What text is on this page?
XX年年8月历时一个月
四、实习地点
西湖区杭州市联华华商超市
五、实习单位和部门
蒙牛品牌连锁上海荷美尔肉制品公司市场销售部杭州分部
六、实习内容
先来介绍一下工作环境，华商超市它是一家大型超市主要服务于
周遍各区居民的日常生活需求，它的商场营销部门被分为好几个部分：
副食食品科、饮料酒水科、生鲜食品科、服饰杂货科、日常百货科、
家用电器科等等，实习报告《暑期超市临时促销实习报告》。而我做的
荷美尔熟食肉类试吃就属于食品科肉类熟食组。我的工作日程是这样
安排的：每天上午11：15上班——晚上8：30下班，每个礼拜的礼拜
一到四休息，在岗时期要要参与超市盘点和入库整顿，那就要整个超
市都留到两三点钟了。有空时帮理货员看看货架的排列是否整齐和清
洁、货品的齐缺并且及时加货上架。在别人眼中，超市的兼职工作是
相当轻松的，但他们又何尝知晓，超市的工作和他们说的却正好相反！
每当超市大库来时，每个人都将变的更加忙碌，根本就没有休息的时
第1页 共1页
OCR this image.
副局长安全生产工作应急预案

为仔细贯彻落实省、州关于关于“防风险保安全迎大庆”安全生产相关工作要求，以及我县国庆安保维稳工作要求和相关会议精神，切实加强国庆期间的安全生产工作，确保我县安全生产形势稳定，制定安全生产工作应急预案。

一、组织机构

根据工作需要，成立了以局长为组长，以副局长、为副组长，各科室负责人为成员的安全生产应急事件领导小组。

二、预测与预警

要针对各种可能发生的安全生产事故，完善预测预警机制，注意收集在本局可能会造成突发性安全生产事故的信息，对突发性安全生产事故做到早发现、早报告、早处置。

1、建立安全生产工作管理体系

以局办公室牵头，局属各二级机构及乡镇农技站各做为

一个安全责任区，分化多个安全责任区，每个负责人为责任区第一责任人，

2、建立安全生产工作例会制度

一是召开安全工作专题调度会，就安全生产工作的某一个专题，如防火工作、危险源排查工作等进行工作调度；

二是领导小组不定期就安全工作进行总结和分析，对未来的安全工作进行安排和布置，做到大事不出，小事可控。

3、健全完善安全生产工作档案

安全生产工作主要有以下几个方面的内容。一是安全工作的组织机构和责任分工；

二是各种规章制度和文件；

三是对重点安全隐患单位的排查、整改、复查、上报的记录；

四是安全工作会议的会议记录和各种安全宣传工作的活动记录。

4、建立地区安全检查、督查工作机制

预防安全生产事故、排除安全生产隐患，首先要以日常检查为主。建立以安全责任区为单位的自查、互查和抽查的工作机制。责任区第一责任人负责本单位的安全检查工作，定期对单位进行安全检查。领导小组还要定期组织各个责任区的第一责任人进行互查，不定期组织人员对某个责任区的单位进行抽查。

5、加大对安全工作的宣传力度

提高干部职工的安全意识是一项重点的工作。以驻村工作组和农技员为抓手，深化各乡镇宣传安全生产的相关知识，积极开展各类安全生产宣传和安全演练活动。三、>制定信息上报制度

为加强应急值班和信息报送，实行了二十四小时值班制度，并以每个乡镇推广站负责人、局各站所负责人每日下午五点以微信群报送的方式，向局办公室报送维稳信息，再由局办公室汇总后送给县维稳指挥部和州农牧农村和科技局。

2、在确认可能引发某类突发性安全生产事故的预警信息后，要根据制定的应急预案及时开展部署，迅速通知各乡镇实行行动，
========
Requirement: Select, from the listing, all lines that include the word "this".

Correct answer:
What text is on this page?
OCR this image.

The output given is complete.